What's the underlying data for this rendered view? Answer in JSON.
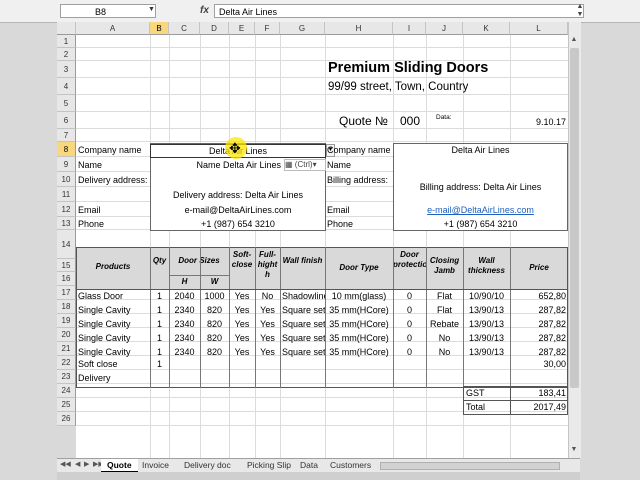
{
  "formula_bar": {
    "name_box": "B8",
    "fx_icon": "fx",
    "content": "Delta Air Lines"
  },
  "columns": [
    "A",
    "B",
    "C",
    "D",
    "E",
    "F",
    "G",
    "H",
    "I",
    "J",
    "K",
    "L"
  ],
  "rows": [
    "1",
    "2",
    "3",
    "4",
    "5",
    "6",
    "7",
    "8",
    "9",
    "10",
    "11",
    "12",
    "13",
    "14",
    "15",
    "16",
    "17",
    "18",
    "19",
    "20",
    "21",
    "22",
    "23",
    "24",
    "25",
    "26"
  ],
  "header": {
    "title": "Premium Sliding Doors",
    "address": "99/99 street, Town, Country",
    "quote_label": "Quote №",
    "quote_number": "000",
    "data_label": "Data:",
    "date": "9.10.17"
  },
  "left_info": {
    "company_label": "Company name",
    "company_value": "Delta Air Lines",
    "name_label": "Name",
    "name_value": "Name Delta Air Lines",
    "ctrl_label": "(Ctrl)",
    "delivery_label": "Delivery address:",
    "delivery_value": "Delivery address: Delta Air Lines",
    "email_label": "Email",
    "email_value": "e-mail@DeltaAirLines.com",
    "phone_label": "Phone",
    "phone_value": "+1 (987) 654 3210"
  },
  "right_info": {
    "company_label": "Company name",
    "company_value": "Delta Air Lines",
    "name_label": "Name",
    "billing_label": "Billing address:",
    "billing_value": "Billing address: Delta Air Lines",
    "email_label": "Email",
    "email_value": "e-mail@DeltaAirLines.com",
    "phone_label": "Phone",
    "phone_value": "+1 (987) 654 3210"
  },
  "table": {
    "headers": {
      "products": "Products",
      "qty": "Qty",
      "door_sizes": "Door Sizes",
      "h": "H",
      "w": "W",
      "soft_close": "Soft-close",
      "full_hight": "Full-hight h",
      "wall_finish": "Wall finish",
      "door_type": "Door Type",
      "door_protection": "Door protection",
      "closing_jamb": "Closing Jamb",
      "wall_thickness": "Wall thickness",
      "price": "Price"
    },
    "rows": [
      [
        "Glass Door",
        "1",
        "2040",
        "1000",
        "Yes",
        "No",
        "Shadowline",
        "10 mm(glass)",
        "0",
        "Flat",
        "10/90/10",
        "652,80"
      ],
      [
        "Single Cavity",
        "1",
        "2340",
        "820",
        "Yes",
        "Yes",
        "Square set",
        "35 mm(HCore)",
        "0",
        "Flat",
        "13/90/13",
        "287,82"
      ],
      [
        "Single Cavity",
        "1",
        "2340",
        "820",
        "Yes",
        "Yes",
        "Square set",
        "35 mm(HCore)",
        "0",
        "Rebate",
        "13/90/13",
        "287,82"
      ],
      [
        "Single Cavity",
        "1",
        "2340",
        "820",
        "Yes",
        "Yes",
        "Square set",
        "35 mm(HCore)",
        "0",
        "No",
        "13/90/13",
        "287,82"
      ],
      [
        "Single Cavity",
        "1",
        "2340",
        "820",
        "Yes",
        "Yes",
        "Square set",
        "35 mm(HCore)",
        "0",
        "No",
        "13/90/13",
        "287,82"
      ]
    ],
    "soft_close_label": "Soft close",
    "soft_close_qty": "1",
    "soft_close_price": "30,00",
    "delivery_label": "Delivery",
    "gst_label": "GST",
    "gst_value": "183,41",
    "total_label": "Total",
    "total_value": "2017,49"
  },
  "tabs": [
    "Quote",
    "Invoice",
    "Delivery doc",
    "Picking Slip",
    "Data",
    "Customers"
  ]
}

- _Goal_: Each entry shown above must be quoted exactly, with its pictures left out.

- _The answer_:
What's the underlying data for this rendered view? Answer in JSON.
{
  "formula_bar": {
    "name_box": "B8",
    "fx_icon": "fx",
    "content": "Delta Air Lines"
  },
  "columns": [
    "A",
    "B",
    "C",
    "D",
    "E",
    "F",
    "G",
    "H",
    "I",
    "J",
    "K",
    "L"
  ],
  "rows": [
    "1",
    "2",
    "3",
    "4",
    "5",
    "6",
    "7",
    "8",
    "9",
    "10",
    "11",
    "12",
    "13",
    "14",
    "15",
    "16",
    "17",
    "18",
    "19",
    "20",
    "21",
    "22",
    "23",
    "24",
    "25",
    "26"
  ],
  "header": {
    "title": "Premium Sliding Doors",
    "address": "99/99 street, Town, Country",
    "quote_label": "Quote №",
    "quote_number": "000",
    "data_label": "Data:",
    "date": "9.10.17"
  },
  "left_info": {
    "company_label": "Company name",
    "company_value": "Delta Air Lines",
    "name_label": "Name",
    "name_value": "Name Delta Air Lines",
    "ctrl_label": "(Ctrl)",
    "delivery_label": "Delivery address:",
    "delivery_value": "Delivery address: Delta Air Lines",
    "email_label": "Email",
    "email_value": "e-mail@DeltaAirLines.com",
    "phone_label": "Phone",
    "phone_value": "+1 (987) 654 3210"
  },
  "right_info": {
    "company_label": "Company name",
    "company_value": "Delta Air Lines",
    "name_label": "Name",
    "billing_label": "Billing address:",
    "billing_value": "Billing address: Delta Air Lines",
    "email_label": "Email",
    "email_value": "e-mail@DeltaAirLines.com",
    "phone_label": "Phone",
    "phone_value": "+1 (987) 654 3210"
  },
  "table": {
    "headers": {
      "products": "Products",
      "qty": "Qty",
      "door_sizes": "Door Sizes",
      "h": "H",
      "w": "W",
      "soft_close": "Soft-close",
      "full_hight": "Full-hight h",
      "wall_finish": "Wall finish",
      "door_type": "Door Type",
      "door_protection": "Door protection",
      "closing_jamb": "Closing Jamb",
      "wall_thickness": "Wall thickness",
      "price": "Price"
    },
    "rows": [
      [
        "Glass Door",
        "1",
        "2040",
        "1000",
        "Yes",
        "No",
        "Shadowline",
        "10 mm(glass)",
        "0",
        "Flat",
        "10/90/10",
        "652,80"
      ],
      [
        "Single Cavity",
        "1",
        "2340",
        "820",
        "Yes",
        "Yes",
        "Square set",
        "35 mm(HCore)",
        "0",
        "Flat",
        "13/90/13",
        "287,82"
      ],
      [
        "Single Cavity",
        "1",
        "2340",
        "820",
        "Yes",
        "Yes",
        "Square set",
        "35 mm(HCore)",
        "0",
        "Rebate",
        "13/90/13",
        "287,82"
      ],
      [
        "Single Cavity",
        "1",
        "2340",
        "820",
        "Yes",
        "Yes",
        "Square set",
        "35 mm(HCore)",
        "0",
        "No",
        "13/90/13",
        "287,82"
      ],
      [
        "Single Cavity",
        "1",
        "2340",
        "820",
        "Yes",
        "Yes",
        "Square set",
        "35 mm(HCore)",
        "0",
        "No",
        "13/90/13",
        "287,82"
      ]
    ],
    "soft_close_label": "Soft close",
    "soft_close_qty": "1",
    "soft_close_price": "30,00",
    "delivery_label": "Delivery",
    "gst_label": "GST",
    "gst_value": "183,41",
    "total_label": "Total",
    "total_value": "2017,49"
  },
  "tabs": [
    "Quote",
    "Invoice",
    "Delivery doc",
    "Picking Slip",
    "Data",
    "Customers"
  ]
}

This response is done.